**What the task requires:**
Transcribe the entries below exactly.

____ Data

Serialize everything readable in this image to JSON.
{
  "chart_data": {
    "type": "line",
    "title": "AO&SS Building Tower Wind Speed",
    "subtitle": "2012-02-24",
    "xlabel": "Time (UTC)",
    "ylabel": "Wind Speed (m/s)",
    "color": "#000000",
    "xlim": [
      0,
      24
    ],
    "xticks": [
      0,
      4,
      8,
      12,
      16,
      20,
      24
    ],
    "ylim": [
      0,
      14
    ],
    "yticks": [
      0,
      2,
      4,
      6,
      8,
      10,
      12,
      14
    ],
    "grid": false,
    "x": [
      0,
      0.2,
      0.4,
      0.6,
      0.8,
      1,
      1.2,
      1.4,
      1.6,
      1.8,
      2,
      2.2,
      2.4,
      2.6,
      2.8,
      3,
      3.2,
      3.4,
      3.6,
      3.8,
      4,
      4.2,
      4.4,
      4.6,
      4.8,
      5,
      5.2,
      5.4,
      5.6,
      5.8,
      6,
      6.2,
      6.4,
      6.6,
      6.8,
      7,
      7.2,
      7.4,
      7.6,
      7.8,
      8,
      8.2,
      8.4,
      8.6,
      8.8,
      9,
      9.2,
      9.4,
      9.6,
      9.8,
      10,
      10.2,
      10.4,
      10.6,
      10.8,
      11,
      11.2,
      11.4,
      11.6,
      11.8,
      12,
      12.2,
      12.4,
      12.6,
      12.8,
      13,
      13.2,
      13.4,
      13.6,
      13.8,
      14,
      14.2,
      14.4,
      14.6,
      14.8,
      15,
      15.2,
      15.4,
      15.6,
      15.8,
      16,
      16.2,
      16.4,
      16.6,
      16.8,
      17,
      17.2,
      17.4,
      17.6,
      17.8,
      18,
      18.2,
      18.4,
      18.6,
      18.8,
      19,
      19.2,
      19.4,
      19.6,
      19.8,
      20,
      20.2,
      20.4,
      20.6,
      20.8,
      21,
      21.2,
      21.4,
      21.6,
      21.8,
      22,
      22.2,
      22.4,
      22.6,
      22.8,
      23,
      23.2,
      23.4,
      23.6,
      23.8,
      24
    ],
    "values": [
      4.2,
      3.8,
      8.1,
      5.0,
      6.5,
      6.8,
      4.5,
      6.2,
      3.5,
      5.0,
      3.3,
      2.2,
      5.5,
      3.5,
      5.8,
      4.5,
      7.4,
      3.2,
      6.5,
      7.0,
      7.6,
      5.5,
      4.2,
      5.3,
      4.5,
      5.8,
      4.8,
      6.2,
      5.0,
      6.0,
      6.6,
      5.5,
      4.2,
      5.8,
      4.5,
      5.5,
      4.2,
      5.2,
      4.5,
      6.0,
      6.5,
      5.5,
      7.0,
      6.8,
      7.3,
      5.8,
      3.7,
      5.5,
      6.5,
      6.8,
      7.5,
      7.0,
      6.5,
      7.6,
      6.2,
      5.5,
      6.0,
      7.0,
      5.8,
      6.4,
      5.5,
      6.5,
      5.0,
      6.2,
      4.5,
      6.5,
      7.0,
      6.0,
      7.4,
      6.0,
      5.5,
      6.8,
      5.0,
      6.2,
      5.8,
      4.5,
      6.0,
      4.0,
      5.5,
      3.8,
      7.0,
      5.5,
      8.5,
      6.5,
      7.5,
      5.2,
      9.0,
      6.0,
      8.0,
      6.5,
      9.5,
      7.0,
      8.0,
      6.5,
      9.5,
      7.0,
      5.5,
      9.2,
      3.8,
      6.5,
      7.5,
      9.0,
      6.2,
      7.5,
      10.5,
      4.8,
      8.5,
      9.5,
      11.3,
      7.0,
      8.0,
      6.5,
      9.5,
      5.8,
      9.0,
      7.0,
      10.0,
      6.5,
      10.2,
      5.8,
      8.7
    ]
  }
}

________

**Finished answer:**
Serialize everything readable in this image to JSON.
{
  "chart_data": {
    "type": "line",
    "title": "AO&SS Building Tower Wind Speed",
    "subtitle": "2012-02-24",
    "xlabel": "Time (UTC)",
    "ylabel": "Wind Speed (m/s)",
    "color": "#000000",
    "xlim": [
      0,
      24
    ],
    "xticks": [
      0,
      4,
      8,
      12,
      16,
      20,
      24
    ],
    "ylim": [
      0,
      14
    ],
    "yticks": [
      0,
      2,
      4,
      6,
      8,
      10,
      12,
      14
    ],
    "grid": false,
    "x": [
      0,
      0.2,
      0.4,
      0.6,
      0.8,
      1,
      1.2,
      1.4,
      1.6,
      1.8,
      2,
      2.2,
      2.4,
      2.6,
      2.8,
      3,
      3.2,
      3.4,
      3.6,
      3.8,
      4,
      4.2,
      4.4,
      4.6,
      4.8,
      5,
      5.2,
      5.4,
      5.6,
      5.8,
      6,
      6.2,
      6.4,
      6.6,
      6.8,
      7,
      7.2,
      7.4,
      7.6,
      7.8,
      8,
      8.2,
      8.4,
      8.6,
      8.8,
      9,
      9.2,
      9.4,
      9.6,
      9.8,
      10,
      10.2,
      10.4,
      10.6,
      10.8,
      11,
      11.2,
      11.4,
      11.6,
      11.8,
      12,
      12.2,
      12.4,
      12.6,
      12.8,
      13,
      13.2,
      13.4,
      13.6,
      13.8,
      14,
      14.2,
      14.4,
      14.6,
      14.8,
      15,
      15.2,
      15.4,
      15.6,
      15.8,
      16,
      16.2,
      16.4,
      16.6,
      16.8,
      17,
      17.2,
      17.4,
      17.6,
      17.8,
      18,
      18.2,
      18.4,
      18.6,
      18.8,
      19,
      19.2,
      19.4,
      19.6,
      19.8,
      20,
      20.2,
      20.4,
      20.6,
      20.8,
      21,
      21.2,
      21.4,
      21.6,
      21.8,
      22,
      22.2,
      22.4,
      22.6,
      22.8,
      23,
      23.2,
      23.4,
      23.6,
      23.8,
      24
    ],
    "values": [
      4.2,
      3.8,
      8.1,
      5.0,
      6.5,
      6.8,
      4.5,
      6.2,
      3.5,
      5.0,
      3.3,
      2.2,
      5.5,
      3.5,
      5.8,
      4.5,
      7.4,
      3.2,
      6.5,
      7.0,
      7.6,
      5.5,
      4.2,
      5.3,
      4.5,
      5.8,
      4.8,
      6.2,
      5.0,
      6.0,
      6.6,
      5.5,
      4.2,
      5.8,
      4.5,
      5.5,
      4.2,
      5.2,
      4.5,
      6.0,
      6.5,
      5.5,
      7.0,
      6.8,
      7.3,
      5.8,
      3.7,
      5.5,
      6.5,
      6.8,
      7.5,
      7.0,
      6.5,
      7.6,
      6.2,
      5.5,
      6.0,
      7.0,
      5.8,
      6.4,
      5.5,
      6.5,
      5.0,
      6.2,
      4.5,
      6.5,
      7.0,
      6.0,
      7.4,
      6.0,
      5.5,
      6.8,
      5.0,
      6.2,
      5.8,
      4.5,
      6.0,
      4.0,
      5.5,
      3.8,
      7.0,
      5.5,
      8.5,
      6.5,
      7.5,
      5.2,
      9.0,
      6.0,
      8.0,
      6.5,
      9.5,
      7.0,
      8.0,
      6.5,
      9.5,
      7.0,
      5.5,
      9.2,
      3.8,
      6.5,
      7.5,
      9.0,
      6.2,
      7.5,
      10.5,
      4.8,
      8.5,
      9.5,
      11.3,
      7.0,
      8.0,
      6.5,
      9.5,
      5.8,
      9.0,
      7.0,
      10.0,
      6.5,
      10.2,
      5.8,
      8.7
    ]
  }
}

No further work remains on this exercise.